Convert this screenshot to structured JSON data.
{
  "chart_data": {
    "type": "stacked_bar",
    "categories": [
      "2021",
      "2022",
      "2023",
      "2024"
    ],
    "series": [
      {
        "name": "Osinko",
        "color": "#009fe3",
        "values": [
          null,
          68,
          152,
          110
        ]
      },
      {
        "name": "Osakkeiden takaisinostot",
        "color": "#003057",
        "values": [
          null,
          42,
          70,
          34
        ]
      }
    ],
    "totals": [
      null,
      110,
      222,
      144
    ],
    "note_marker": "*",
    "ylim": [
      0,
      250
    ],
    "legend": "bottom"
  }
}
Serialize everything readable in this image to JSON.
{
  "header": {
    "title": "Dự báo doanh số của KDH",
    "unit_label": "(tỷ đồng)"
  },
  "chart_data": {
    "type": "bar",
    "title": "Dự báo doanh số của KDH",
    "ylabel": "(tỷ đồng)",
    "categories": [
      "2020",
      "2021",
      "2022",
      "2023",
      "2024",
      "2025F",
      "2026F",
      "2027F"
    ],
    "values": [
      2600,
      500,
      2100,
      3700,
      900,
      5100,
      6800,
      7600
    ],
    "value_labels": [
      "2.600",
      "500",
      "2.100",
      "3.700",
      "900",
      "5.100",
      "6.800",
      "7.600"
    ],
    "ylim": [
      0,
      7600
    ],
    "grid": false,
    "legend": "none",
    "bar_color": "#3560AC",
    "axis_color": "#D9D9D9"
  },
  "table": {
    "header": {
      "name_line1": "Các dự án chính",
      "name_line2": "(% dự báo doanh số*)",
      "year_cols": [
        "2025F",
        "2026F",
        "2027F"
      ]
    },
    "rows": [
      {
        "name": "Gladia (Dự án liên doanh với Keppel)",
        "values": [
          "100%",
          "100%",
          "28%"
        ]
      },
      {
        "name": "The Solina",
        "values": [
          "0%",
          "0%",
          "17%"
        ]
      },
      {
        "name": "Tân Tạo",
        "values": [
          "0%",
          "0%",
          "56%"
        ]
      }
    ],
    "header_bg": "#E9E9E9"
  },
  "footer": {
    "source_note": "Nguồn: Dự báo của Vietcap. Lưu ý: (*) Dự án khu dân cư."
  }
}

* * * * * * * * *

» **AIM OF THE EXERCISE**:
Could you reproduce every record above exactly as it appears?

» **TASK RESULT**:
Convert this screenshot to structured JSON data.
{
  "chart_data": {
    "type": "stacked_bar",
    "categories": [
      "2021",
      "2022",
      "2023",
      "2024"
    ],
    "series": [
      {
        "name": "Osinko",
        "color": "#009fe3",
        "values": [
          null,
          68,
          152,
          110
        ]
      },
      {
        "name": "Osakkeiden takaisinostot",
        "color": "#003057",
        "values": [
          null,
          42,
          70,
          34
        ]
      }
    ],
    "totals": [
      null,
      110,
      222,
      144
    ],
    "note_marker": "*",
    "ylim": [
      0,
      250
    ],
    "legend": "bottom"
  }
}
Serialize everything readable in this image to JSON.
{
  "header": {
    "title": "Dự báo doanh số của KDH",
    "unit_label": "(tỷ đồng)"
  },
  "chart_data": {
    "type": "bar",
    "title": "Dự báo doanh số của KDH",
    "ylabel": "(tỷ đồng)",
    "categories": [
      "2020",
      "2021",
      "2022",
      "2023",
      "2024",
      "2025F",
      "2026F",
      "2027F"
    ],
    "values": [
      2600,
      500,
      2100,
      3700,
      900,
      5100,
      6800,
      7600
    ],
    "value_labels": [
      "2.600",
      "500",
      "2.100",
      "3.700",
      "900",
      "5.100",
      "6.800",
      "7.600"
    ],
    "ylim": [
      0,
      7600
    ],
    "grid": false,
    "legend": "none",
    "bar_color": "#3560AC",
    "axis_color": "#D9D9D9"
  },
  "table": {
    "header": {
      "name_line1": "Các dự án chính",
      "name_line2": "(% dự báo doanh số*)",
      "year_cols": [
        "2025F",
        "2026F",
        "2027F"
      ]
    },
    "rows": [
      {
        "name": "Gladia (Dự án liên doanh với Keppel)",
        "values": [
          "100%",
          "100%",
          "28%"
        ]
      },
      {
        "name": "The Solina",
        "values": [
          "0%",
          "0%",
          "17%"
        ]
      },
      {
        "name": "Tân Tạo",
        "values": [
          "0%",
          "0%",
          "56%"
        ]
      }
    ],
    "header_bg": "#E9E9E9"
  },
  "footer": {
    "source_note": "Nguồn: Dự báo của Vietcap. Lưu ý: (*) Dự án khu dân cư."
  }
}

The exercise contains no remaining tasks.